▶ _Aim of the exercise_: Omit every picture and return the rest of the data unaltered.

[Records that describe figures]

☆ ☆ ☆ ☆ ☆

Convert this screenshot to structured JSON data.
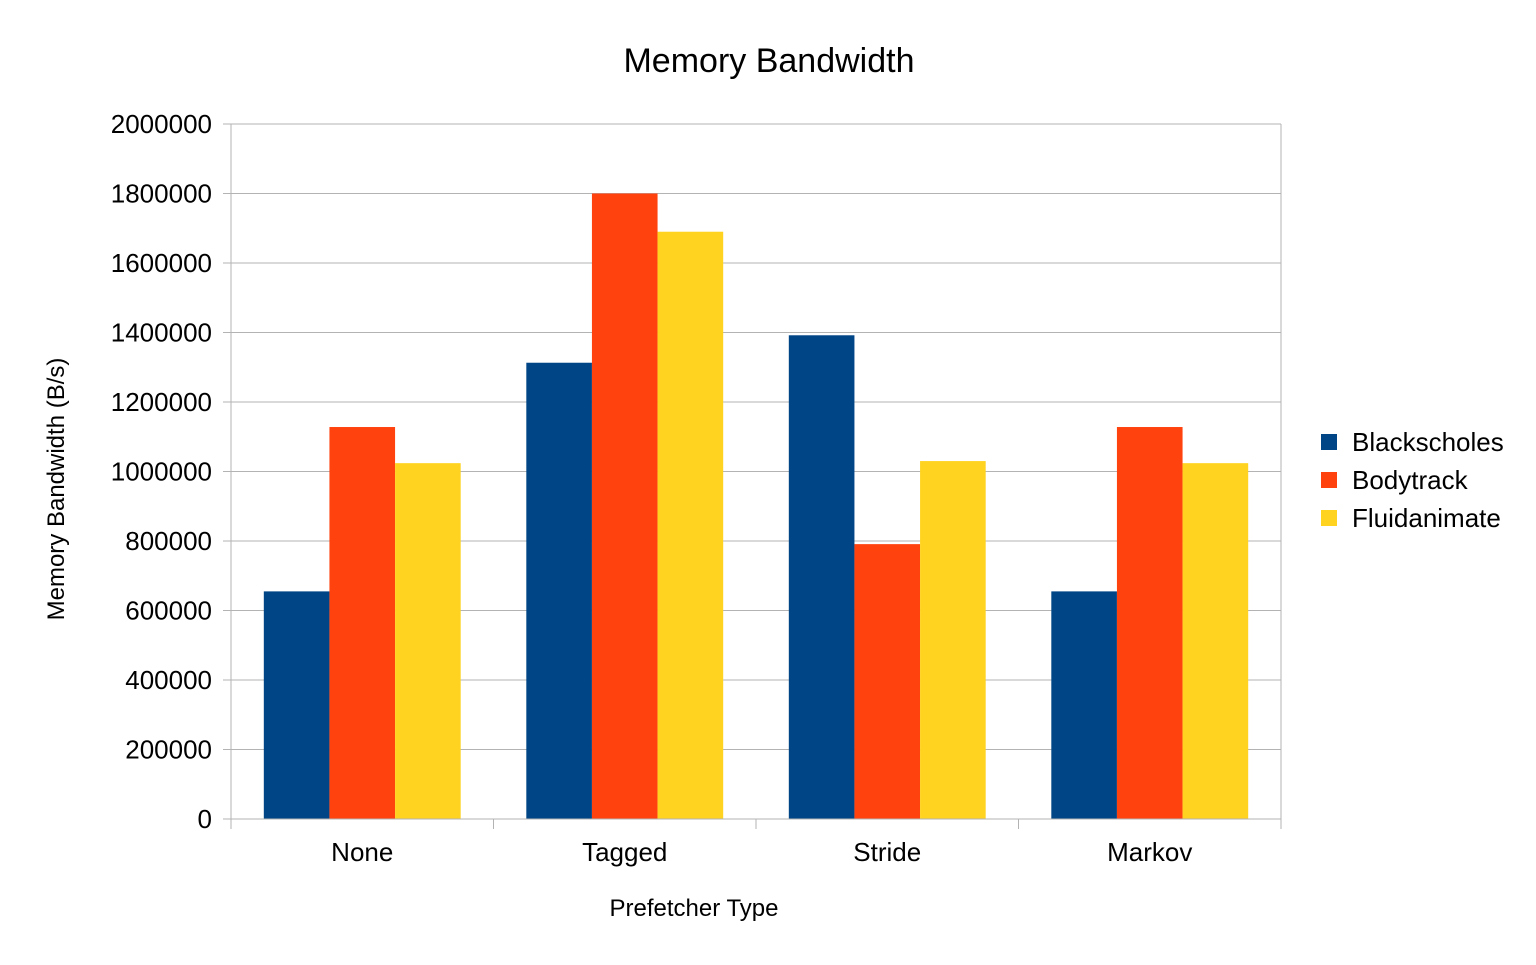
{
  "chart_data": {
    "type": "bar",
    "title": "Memory Bandwidth",
    "xlabel": "Prefetcher Type",
    "ylabel": "Memory Bandwidth (B/s)",
    "categories": [
      "None",
      "Tagged",
      "Stride",
      "Markov"
    ],
    "ylim": [
      0,
      2000000
    ],
    "yticks": [
      0,
      200000,
      400000,
      600000,
      800000,
      1000000,
      1200000,
      1400000,
      1600000,
      1800000,
      2000000
    ],
    "grid": true,
    "legend_position": "right",
    "series": [
      {
        "name": "Blackscholes",
        "color": "#004586",
        "values": [
          655000,
          1313000,
          1392000,
          655000
        ]
      },
      {
        "name": "Bodytrack",
        "color": "#ff420e",
        "values": [
          1128000,
          1800000,
          791000,
          1128000
        ]
      },
      {
        "name": "Fluidanimate",
        "color": "#ffd320",
        "values": [
          1024000,
          1690000,
          1030000,
          1024000
        ]
      }
    ]
  }
}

☆ ☆ ☆ ☆ ☆

▶ _Result below_:
Convert this screenshot to structured JSON data.
{
  "chart_data": {
    "type": "bar",
    "title": "Memory Bandwidth",
    "xlabel": "Prefetcher Type",
    "ylabel": "Memory Bandwidth (B/s)",
    "categories": [
      "None",
      "Tagged",
      "Stride",
      "Markov"
    ],
    "ylim": [
      0,
      2000000
    ],
    "yticks": [
      0,
      200000,
      400000,
      600000,
      800000,
      1000000,
      1200000,
      1400000,
      1600000,
      1800000,
      2000000
    ],
    "grid": true,
    "legend_position": "right",
    "series": [
      {
        "name": "Blackscholes",
        "color": "#004586",
        "values": [
          655000,
          1313000,
          1392000,
          655000
        ]
      },
      {
        "name": "Bodytrack",
        "color": "#ff420e",
        "values": [
          1128000,
          1800000,
          791000,
          1128000
        ]
      },
      {
        "name": "Fluidanimate",
        "color": "#ffd320",
        "values": [
          1024000,
          1690000,
          1030000,
          1024000
        ]
      }
    ]
  }
}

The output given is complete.